▸ WHAT THE TASK REQUIRES
In how many lines does the string "edited" appear? Answer with the number only.

▸ EXCERPTED DATA
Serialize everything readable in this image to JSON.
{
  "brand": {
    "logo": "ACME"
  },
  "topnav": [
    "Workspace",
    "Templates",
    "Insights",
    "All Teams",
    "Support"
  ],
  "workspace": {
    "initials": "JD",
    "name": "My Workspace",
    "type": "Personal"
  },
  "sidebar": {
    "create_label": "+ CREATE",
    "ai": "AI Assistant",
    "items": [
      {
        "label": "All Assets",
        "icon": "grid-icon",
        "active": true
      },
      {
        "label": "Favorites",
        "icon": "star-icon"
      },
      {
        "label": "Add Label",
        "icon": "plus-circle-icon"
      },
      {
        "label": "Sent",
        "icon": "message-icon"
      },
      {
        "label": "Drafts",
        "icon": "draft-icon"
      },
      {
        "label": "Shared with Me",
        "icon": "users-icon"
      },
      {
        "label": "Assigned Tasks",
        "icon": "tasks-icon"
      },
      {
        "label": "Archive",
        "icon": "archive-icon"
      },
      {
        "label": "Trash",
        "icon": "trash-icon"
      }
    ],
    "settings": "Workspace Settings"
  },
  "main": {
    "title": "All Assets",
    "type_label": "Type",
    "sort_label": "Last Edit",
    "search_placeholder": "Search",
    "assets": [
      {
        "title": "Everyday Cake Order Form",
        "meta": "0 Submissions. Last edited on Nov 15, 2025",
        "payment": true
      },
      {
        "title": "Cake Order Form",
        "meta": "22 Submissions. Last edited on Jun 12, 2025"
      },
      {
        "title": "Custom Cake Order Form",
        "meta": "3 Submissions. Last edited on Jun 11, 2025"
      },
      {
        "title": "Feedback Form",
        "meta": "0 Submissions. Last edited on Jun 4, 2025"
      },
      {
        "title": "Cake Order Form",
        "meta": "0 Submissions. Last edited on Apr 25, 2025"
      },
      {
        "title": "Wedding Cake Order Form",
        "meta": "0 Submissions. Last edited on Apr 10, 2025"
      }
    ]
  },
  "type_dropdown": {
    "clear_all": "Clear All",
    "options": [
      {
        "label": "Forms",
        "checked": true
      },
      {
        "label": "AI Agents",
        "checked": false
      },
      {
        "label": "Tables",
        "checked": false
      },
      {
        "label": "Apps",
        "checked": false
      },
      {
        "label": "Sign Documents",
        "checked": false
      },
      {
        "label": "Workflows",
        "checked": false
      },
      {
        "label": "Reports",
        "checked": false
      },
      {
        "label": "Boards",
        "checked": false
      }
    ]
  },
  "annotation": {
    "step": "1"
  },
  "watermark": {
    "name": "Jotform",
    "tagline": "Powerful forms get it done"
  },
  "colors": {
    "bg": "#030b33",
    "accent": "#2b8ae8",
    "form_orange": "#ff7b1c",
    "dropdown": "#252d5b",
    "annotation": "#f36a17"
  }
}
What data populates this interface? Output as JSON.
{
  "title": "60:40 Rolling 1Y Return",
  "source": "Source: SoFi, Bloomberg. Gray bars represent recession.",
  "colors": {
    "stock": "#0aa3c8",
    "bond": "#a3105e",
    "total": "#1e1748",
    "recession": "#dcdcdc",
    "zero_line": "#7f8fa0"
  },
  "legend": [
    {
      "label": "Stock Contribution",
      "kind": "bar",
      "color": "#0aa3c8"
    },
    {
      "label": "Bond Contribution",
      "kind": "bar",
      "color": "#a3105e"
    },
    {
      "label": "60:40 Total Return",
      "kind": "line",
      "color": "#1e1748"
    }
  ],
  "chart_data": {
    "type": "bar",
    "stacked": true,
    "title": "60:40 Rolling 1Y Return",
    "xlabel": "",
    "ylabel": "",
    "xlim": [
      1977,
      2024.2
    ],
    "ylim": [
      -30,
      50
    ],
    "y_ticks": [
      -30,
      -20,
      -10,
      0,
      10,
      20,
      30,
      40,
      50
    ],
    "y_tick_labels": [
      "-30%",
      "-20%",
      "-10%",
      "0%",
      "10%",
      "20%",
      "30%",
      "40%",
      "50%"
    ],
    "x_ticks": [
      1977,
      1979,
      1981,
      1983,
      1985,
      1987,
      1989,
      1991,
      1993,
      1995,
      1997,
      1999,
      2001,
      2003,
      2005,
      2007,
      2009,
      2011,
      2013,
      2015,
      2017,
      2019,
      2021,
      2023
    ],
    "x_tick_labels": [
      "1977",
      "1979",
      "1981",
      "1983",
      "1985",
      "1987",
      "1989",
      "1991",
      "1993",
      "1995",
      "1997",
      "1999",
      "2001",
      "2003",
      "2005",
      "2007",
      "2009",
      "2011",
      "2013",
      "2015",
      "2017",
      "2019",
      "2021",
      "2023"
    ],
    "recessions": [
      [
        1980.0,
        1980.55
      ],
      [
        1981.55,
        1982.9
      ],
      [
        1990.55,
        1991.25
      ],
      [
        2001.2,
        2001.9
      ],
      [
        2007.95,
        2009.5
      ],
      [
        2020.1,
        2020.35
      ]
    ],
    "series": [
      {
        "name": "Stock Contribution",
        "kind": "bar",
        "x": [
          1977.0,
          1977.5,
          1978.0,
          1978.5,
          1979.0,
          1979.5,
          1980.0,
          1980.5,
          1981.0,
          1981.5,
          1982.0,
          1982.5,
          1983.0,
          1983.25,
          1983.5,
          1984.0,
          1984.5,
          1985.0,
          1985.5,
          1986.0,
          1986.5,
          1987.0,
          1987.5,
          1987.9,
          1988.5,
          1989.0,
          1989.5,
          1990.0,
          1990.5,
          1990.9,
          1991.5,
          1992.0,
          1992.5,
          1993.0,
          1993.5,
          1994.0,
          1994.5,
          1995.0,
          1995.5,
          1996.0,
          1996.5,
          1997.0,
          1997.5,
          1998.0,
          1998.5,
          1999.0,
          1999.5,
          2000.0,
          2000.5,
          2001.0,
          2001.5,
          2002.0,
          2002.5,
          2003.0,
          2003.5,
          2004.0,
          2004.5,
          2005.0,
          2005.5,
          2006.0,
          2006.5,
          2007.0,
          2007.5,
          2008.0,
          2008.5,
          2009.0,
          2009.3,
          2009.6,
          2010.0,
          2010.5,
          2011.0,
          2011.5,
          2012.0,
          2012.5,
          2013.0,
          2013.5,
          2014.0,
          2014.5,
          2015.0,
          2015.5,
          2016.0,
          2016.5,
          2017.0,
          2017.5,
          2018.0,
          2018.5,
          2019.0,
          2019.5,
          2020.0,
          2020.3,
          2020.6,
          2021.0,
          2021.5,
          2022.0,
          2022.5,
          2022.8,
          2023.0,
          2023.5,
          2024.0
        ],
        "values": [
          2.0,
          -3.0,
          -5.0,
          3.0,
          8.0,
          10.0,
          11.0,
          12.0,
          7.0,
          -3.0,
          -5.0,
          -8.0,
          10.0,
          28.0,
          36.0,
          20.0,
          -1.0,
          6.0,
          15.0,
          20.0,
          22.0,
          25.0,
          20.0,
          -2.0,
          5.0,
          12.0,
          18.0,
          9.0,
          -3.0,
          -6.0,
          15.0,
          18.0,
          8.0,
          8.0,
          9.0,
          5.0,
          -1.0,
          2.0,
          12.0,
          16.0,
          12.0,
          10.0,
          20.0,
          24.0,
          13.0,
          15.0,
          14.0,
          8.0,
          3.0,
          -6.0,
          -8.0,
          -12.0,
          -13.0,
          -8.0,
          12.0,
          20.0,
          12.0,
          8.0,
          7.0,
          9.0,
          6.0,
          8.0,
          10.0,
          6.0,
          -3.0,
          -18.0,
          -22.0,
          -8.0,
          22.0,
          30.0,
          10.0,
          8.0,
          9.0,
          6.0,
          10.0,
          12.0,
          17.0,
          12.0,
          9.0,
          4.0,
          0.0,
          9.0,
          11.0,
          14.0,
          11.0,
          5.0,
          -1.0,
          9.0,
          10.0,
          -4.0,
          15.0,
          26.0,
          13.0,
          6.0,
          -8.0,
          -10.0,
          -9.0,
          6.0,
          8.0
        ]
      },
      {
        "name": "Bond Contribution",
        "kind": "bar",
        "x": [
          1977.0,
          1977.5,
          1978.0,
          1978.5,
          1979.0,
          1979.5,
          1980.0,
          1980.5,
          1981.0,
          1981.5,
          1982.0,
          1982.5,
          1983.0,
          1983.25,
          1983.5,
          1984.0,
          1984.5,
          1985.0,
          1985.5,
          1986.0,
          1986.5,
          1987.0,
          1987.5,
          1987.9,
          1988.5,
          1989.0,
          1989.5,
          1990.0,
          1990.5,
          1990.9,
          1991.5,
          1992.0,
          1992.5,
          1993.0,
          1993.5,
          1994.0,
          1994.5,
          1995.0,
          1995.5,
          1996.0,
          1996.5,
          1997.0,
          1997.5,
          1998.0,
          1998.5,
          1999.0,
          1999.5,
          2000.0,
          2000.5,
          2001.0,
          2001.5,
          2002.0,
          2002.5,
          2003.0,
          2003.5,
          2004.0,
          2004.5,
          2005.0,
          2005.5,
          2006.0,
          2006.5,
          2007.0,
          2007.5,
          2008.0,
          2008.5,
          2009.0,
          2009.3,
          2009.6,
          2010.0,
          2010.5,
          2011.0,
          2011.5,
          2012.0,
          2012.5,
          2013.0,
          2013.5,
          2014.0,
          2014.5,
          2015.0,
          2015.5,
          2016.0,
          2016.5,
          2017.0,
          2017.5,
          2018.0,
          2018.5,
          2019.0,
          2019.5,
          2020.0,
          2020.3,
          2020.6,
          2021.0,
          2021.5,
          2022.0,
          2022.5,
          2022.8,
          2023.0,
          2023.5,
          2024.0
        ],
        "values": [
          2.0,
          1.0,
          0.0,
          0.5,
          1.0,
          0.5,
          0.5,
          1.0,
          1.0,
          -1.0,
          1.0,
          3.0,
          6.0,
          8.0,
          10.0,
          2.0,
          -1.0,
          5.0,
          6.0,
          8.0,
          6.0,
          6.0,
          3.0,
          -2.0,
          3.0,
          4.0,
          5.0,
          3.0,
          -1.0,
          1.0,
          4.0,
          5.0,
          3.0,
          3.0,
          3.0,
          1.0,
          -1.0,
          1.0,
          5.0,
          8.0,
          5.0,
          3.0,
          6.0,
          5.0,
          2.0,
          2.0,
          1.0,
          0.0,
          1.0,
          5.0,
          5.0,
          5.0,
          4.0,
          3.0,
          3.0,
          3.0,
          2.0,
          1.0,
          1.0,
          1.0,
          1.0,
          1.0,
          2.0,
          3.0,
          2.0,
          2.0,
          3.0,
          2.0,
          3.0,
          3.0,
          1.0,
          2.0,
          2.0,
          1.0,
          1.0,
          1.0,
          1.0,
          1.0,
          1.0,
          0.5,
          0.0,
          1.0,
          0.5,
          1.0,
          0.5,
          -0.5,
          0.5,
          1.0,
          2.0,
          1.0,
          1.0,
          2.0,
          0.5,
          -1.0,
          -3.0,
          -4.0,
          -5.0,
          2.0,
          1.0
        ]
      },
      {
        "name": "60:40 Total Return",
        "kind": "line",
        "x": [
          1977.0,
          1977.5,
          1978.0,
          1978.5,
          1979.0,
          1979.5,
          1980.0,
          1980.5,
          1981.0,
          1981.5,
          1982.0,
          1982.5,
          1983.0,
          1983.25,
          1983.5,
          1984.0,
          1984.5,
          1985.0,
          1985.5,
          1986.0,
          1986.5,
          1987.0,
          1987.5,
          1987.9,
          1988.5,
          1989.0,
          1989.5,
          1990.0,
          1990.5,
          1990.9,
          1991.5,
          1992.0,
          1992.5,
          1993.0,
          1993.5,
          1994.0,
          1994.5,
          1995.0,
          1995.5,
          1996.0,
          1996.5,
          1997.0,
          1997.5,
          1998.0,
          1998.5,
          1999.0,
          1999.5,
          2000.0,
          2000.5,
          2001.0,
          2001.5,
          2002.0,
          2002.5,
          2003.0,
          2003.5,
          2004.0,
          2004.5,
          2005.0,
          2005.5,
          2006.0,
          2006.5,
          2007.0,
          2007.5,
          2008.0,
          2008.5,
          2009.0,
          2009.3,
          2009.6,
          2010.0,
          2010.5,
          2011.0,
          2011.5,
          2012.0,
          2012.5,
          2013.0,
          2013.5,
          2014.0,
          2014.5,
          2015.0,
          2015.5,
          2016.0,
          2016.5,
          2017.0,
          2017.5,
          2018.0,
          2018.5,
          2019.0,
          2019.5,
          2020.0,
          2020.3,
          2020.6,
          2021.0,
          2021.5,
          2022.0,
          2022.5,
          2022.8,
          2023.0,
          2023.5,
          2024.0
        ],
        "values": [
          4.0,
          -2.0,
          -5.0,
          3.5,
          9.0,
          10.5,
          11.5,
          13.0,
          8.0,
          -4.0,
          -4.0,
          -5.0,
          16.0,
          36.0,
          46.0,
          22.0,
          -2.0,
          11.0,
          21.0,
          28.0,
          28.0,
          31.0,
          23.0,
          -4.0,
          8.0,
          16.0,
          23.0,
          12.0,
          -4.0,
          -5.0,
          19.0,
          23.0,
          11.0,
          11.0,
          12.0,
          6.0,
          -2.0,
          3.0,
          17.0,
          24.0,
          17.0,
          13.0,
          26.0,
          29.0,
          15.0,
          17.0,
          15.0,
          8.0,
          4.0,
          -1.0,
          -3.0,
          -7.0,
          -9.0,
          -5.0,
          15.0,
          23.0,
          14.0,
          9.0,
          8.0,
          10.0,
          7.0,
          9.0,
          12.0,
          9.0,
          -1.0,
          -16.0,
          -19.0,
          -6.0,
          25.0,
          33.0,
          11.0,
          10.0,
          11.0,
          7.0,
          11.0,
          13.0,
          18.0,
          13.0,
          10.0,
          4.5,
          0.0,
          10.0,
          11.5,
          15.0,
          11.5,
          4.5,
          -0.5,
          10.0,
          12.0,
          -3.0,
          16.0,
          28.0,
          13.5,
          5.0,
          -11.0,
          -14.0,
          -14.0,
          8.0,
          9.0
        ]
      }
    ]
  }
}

▸ FULL RESPONSE
6